## Task to complete:
Find how many lines in the material hold the word "this", then state that number and nothing more.

## Extracted information:
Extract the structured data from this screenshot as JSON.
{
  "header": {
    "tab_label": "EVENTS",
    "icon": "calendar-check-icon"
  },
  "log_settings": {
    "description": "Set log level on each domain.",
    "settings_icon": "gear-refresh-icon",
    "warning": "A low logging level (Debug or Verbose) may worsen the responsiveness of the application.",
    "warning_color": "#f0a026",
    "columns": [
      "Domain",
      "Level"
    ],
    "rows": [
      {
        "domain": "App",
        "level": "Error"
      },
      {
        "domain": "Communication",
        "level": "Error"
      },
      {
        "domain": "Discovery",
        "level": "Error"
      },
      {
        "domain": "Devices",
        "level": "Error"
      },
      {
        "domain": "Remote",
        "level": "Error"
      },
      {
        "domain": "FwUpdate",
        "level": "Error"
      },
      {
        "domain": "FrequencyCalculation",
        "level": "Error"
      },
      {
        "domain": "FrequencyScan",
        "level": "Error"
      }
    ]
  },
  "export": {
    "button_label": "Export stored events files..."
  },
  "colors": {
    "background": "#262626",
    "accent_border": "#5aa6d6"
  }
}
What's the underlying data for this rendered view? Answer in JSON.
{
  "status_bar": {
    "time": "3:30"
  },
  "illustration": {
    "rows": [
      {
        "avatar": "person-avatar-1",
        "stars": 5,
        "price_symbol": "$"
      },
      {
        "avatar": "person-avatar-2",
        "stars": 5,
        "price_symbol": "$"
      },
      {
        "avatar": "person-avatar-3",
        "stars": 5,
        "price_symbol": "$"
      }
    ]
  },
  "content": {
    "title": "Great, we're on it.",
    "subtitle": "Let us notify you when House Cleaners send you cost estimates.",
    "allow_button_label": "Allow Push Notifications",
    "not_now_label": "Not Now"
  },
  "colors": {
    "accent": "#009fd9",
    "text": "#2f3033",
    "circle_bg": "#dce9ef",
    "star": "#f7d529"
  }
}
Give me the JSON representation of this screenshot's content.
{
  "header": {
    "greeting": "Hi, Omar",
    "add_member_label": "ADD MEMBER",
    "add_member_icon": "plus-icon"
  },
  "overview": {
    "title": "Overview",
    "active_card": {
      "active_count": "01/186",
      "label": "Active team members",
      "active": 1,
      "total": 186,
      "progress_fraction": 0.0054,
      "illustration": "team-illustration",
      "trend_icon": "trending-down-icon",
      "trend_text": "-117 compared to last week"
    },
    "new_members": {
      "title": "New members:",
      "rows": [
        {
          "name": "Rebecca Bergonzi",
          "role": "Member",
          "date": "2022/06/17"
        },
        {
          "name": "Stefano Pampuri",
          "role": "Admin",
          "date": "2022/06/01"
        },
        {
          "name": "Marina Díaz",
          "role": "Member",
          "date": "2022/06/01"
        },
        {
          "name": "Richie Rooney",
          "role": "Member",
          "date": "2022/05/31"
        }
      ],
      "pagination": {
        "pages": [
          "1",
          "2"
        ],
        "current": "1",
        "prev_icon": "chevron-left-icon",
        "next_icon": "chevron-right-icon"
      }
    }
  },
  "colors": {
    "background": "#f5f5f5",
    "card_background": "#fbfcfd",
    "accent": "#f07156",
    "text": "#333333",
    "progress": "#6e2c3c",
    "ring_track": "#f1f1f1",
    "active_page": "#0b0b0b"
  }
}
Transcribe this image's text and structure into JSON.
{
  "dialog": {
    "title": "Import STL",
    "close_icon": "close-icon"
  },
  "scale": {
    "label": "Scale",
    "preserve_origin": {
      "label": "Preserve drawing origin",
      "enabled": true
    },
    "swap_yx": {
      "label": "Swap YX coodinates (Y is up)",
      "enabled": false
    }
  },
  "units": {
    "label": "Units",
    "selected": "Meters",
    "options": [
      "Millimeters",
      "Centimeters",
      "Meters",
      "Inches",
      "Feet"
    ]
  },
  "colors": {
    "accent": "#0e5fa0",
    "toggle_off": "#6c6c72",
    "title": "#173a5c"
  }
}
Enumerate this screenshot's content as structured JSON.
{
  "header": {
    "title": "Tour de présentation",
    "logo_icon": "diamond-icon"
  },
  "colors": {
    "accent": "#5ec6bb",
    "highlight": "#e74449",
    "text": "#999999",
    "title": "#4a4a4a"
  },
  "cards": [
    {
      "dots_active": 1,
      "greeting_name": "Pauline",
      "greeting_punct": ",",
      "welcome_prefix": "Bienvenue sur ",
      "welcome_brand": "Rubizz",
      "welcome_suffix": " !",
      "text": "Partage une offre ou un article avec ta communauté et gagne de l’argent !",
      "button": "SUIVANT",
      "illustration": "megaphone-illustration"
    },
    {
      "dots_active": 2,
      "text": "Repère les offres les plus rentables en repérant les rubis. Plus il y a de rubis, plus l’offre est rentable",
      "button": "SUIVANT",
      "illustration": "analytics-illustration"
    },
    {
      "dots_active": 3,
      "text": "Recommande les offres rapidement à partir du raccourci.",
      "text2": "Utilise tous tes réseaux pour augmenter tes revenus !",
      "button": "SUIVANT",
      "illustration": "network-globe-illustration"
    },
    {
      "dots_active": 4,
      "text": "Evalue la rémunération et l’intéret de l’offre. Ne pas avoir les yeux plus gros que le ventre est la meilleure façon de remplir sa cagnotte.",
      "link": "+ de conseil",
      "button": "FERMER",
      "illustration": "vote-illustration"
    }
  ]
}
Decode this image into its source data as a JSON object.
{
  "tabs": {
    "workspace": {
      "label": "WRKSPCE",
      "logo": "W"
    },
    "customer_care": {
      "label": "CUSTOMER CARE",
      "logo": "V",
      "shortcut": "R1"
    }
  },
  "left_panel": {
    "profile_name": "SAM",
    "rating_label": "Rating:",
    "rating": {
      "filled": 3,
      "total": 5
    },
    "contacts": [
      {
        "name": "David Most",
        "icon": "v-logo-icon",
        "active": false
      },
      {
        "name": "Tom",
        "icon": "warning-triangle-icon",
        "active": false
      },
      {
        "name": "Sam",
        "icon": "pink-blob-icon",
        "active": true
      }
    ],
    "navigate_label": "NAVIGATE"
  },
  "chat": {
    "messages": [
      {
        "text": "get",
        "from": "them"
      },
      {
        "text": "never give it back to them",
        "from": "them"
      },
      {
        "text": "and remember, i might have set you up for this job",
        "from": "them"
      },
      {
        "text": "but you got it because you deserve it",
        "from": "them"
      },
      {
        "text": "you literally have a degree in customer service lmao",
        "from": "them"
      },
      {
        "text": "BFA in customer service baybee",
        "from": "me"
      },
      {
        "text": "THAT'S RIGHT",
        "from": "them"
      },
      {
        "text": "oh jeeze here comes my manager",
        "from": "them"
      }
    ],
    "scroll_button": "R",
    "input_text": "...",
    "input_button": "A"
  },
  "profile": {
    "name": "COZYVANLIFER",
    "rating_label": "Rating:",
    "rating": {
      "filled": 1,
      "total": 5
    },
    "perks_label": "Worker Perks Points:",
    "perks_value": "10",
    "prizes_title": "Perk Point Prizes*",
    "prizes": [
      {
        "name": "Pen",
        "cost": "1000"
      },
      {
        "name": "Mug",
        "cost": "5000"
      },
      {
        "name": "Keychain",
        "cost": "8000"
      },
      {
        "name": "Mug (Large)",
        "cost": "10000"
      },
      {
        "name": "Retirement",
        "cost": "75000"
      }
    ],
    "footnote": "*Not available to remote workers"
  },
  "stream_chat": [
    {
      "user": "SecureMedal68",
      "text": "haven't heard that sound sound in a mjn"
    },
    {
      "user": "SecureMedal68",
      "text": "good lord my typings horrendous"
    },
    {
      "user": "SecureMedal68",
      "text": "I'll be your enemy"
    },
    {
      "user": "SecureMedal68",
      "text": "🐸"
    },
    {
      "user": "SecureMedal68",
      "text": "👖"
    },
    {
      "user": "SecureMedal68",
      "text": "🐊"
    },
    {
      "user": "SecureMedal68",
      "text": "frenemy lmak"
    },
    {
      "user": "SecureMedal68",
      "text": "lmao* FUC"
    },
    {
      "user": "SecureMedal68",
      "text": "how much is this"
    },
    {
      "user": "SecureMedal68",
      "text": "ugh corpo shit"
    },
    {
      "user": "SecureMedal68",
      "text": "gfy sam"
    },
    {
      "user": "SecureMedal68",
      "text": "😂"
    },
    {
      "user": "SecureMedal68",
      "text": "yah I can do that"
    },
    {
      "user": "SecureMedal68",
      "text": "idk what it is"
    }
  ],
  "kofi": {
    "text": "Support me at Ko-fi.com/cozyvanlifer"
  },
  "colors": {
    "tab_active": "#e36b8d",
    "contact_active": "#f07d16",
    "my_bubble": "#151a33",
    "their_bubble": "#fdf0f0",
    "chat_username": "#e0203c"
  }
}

## Written solution:
8